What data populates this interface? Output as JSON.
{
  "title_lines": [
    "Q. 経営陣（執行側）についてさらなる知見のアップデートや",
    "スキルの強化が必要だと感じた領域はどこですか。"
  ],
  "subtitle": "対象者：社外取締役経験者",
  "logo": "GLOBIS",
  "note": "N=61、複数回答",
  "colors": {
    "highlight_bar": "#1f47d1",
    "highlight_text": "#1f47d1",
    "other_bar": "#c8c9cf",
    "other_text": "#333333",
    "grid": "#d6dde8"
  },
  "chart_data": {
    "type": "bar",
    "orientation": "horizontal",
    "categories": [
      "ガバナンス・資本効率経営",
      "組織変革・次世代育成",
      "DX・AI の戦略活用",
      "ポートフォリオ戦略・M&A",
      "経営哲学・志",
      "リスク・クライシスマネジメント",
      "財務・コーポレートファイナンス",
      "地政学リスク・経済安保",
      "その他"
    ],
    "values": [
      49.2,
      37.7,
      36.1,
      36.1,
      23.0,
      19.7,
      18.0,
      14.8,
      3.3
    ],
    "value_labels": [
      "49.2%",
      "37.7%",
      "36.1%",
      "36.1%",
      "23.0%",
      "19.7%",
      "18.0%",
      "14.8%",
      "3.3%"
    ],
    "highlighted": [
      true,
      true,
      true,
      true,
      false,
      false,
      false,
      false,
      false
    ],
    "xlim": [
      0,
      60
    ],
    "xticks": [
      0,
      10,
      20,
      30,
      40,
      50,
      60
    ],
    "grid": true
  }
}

▶ Task instructions: Every entry should be printed again exactly as it stands.

▶ Solution below:
What data populates this interface? Output as JSON.
{
  "title_lines": [
    "Q. 経営陣（執行側）についてさらなる知見のアップデートや",
    "スキルの強化が必要だと感じた領域はどこですか。"
  ],
  "subtitle": "対象者：社外取締役経験者",
  "logo": "GLOBIS",
  "note": "N=61、複数回答",
  "colors": {
    "highlight_bar": "#1f47d1",
    "highlight_text": "#1f47d1",
    "other_bar": "#c8c9cf",
    "other_text": "#333333",
    "grid": "#d6dde8"
  },
  "chart_data": {
    "type": "bar",
    "orientation": "horizontal",
    "categories": [
      "ガバナンス・資本効率経営",
      "組織変革・次世代育成",
      "DX・AI の戦略活用",
      "ポートフォリオ戦略・M&A",
      "経営哲学・志",
      "リスク・クライシスマネジメント",
      "財務・コーポレートファイナンス",
      "地政学リスク・経済安保",
      "その他"
    ],
    "values": [
      49.2,
      37.7,
      36.1,
      36.1,
      23.0,
      19.7,
      18.0,
      14.8,
      3.3
    ],
    "value_labels": [
      "49.2%",
      "37.7%",
      "36.1%",
      "36.1%",
      "23.0%",
      "19.7%",
      "18.0%",
      "14.8%",
      "3.3%"
    ],
    "highlighted": [
      true,
      true,
      true,
      true,
      false,
      false,
      false,
      false,
      false
    ],
    "xlim": [
      0,
      60
    ],
    "xticks": [
      0,
      10,
      20,
      30,
      40,
      50,
      60
    ],
    "grid": true
  }
}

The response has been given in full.